● Given entries:
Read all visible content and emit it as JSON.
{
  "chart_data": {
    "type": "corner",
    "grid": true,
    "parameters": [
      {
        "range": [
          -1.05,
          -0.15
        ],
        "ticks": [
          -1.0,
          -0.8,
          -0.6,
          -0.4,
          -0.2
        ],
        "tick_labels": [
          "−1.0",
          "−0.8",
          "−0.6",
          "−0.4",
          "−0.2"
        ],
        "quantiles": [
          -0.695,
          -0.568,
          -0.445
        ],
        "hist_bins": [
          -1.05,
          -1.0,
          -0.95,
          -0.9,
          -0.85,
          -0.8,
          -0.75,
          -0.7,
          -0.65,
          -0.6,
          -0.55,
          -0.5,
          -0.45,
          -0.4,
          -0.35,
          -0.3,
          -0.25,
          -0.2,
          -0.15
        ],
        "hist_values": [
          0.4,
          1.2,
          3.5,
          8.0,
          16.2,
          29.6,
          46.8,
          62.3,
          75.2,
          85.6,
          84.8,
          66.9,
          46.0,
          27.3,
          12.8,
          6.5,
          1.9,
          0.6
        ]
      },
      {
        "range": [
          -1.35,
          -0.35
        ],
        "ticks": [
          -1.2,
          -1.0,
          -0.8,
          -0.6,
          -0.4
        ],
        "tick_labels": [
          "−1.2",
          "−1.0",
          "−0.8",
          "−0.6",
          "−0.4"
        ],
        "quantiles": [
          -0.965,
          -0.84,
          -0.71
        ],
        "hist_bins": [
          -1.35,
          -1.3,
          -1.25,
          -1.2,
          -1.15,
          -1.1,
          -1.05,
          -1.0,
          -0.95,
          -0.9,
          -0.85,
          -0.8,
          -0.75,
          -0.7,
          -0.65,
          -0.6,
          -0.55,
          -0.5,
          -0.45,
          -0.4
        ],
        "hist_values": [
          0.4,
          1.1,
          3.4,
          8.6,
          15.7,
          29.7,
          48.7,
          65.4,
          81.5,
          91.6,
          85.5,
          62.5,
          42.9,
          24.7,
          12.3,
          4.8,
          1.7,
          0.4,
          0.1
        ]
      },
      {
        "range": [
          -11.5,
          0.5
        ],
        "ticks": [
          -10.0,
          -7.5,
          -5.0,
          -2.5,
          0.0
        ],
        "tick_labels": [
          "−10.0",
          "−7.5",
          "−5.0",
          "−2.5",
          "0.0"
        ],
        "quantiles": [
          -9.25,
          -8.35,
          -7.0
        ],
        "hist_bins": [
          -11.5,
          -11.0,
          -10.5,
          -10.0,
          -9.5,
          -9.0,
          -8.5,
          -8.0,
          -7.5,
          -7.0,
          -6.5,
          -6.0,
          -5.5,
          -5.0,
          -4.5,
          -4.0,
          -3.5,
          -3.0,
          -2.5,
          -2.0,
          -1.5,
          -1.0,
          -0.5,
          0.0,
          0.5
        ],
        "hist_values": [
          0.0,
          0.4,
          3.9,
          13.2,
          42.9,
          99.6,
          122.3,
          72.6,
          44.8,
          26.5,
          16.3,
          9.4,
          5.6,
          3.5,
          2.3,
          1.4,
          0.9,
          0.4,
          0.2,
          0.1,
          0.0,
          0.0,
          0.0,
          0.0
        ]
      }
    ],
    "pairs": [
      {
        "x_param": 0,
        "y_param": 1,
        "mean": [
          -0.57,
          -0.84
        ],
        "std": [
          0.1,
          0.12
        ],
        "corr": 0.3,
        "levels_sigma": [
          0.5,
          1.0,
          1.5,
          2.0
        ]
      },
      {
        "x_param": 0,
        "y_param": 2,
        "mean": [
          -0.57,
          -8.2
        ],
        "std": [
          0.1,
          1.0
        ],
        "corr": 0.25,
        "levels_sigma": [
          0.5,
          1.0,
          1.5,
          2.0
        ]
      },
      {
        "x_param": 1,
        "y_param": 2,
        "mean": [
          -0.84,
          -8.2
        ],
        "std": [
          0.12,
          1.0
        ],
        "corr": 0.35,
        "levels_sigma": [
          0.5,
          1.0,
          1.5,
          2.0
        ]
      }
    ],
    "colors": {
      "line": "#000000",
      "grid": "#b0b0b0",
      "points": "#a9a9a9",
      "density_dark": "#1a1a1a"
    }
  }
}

● Prompt:
Extract all of the data above without altering anything.

● Output of the task:
Read all visible content and emit it as JSON.
{
  "chart_data": {
    "type": "corner",
    "grid": true,
    "parameters": [
      {
        "range": [
          -1.05,
          -0.15
        ],
        "ticks": [
          -1.0,
          -0.8,
          -0.6,
          -0.4,
          -0.2
        ],
        "tick_labels": [
          "−1.0",
          "−0.8",
          "−0.6",
          "−0.4",
          "−0.2"
        ],
        "quantiles": [
          -0.695,
          -0.568,
          -0.445
        ],
        "hist_bins": [
          -1.05,
          -1.0,
          -0.95,
          -0.9,
          -0.85,
          -0.8,
          -0.75,
          -0.7,
          -0.65,
          -0.6,
          -0.55,
          -0.5,
          -0.45,
          -0.4,
          -0.35,
          -0.3,
          -0.25,
          -0.2,
          -0.15
        ],
        "hist_values": [
          0.4,
          1.2,
          3.5,
          8.0,
          16.2,
          29.6,
          46.8,
          62.3,
          75.2,
          85.6,
          84.8,
          66.9,
          46.0,
          27.3,
          12.8,
          6.5,
          1.9,
          0.6
        ]
      },
      {
        "range": [
          -1.35,
          -0.35
        ],
        "ticks": [
          -1.2,
          -1.0,
          -0.8,
          -0.6,
          -0.4
        ],
        "tick_labels": [
          "−1.2",
          "−1.0",
          "−0.8",
          "−0.6",
          "−0.4"
        ],
        "quantiles": [
          -0.965,
          -0.84,
          -0.71
        ],
        "hist_bins": [
          -1.35,
          -1.3,
          -1.25,
          -1.2,
          -1.15,
          -1.1,
          -1.05,
          -1.0,
          -0.95,
          -0.9,
          -0.85,
          -0.8,
          -0.75,
          -0.7,
          -0.65,
          -0.6,
          -0.55,
          -0.5,
          -0.45,
          -0.4
        ],
        "hist_values": [
          0.4,
          1.1,
          3.4,
          8.6,
          15.7,
          29.7,
          48.7,
          65.4,
          81.5,
          91.6,
          85.5,
          62.5,
          42.9,
          24.7,
          12.3,
          4.8,
          1.7,
          0.4,
          0.1
        ]
      },
      {
        "range": [
          -11.5,
          0.5
        ],
        "ticks": [
          -10.0,
          -7.5,
          -5.0,
          -2.5,
          0.0
        ],
        "tick_labels": [
          "−10.0",
          "−7.5",
          "−5.0",
          "−2.5",
          "0.0"
        ],
        "quantiles": [
          -9.25,
          -8.35,
          -7.0
        ],
        "hist_bins": [
          -11.5,
          -11.0,
          -10.5,
          -10.0,
          -9.5,
          -9.0,
          -8.5,
          -8.0,
          -7.5,
          -7.0,
          -6.5,
          -6.0,
          -5.5,
          -5.0,
          -4.5,
          -4.0,
          -3.5,
          -3.0,
          -2.5,
          -2.0,
          -1.5,
          -1.0,
          -0.5,
          0.0,
          0.5
        ],
        "hist_values": [
          0.0,
          0.4,
          3.9,
          13.2,
          42.9,
          99.6,
          122.3,
          72.6,
          44.8,
          26.5,
          16.3,
          9.4,
          5.6,
          3.5,
          2.3,
          1.4,
          0.9,
          0.4,
          0.2,
          0.1,
          0.0,
          0.0,
          0.0,
          0.0
        ]
      }
    ],
    "pairs": [
      {
        "x_param": 0,
        "y_param": 1,
        "mean": [
          -0.57,
          -0.84
        ],
        "std": [
          0.1,
          0.12
        ],
        "corr": 0.3,
        "levels_sigma": [
          0.5,
          1.0,
          1.5,
          2.0
        ]
      },
      {
        "x_param": 0,
        "y_param": 2,
        "mean": [
          -0.57,
          -8.2
        ],
        "std": [
          0.1,
          1.0
        ],
        "corr": 0.25,
        "levels_sigma": [
          0.5,
          1.0,
          1.5,
          2.0
        ]
      },
      {
        "x_param": 1,
        "y_param": 2,
        "mean": [
          -0.84,
          -8.2
        ],
        "std": [
          0.12,
          1.0
        ],
        "corr": 0.35,
        "levels_sigma": [
          0.5,
          1.0,
          1.5,
          2.0
        ]
      }
    ],
    "colors": {
      "line": "#000000",
      "grid": "#b0b0b0",
      "points": "#a9a9a9",
      "density_dark": "#1a1a1a"
    }
  }
}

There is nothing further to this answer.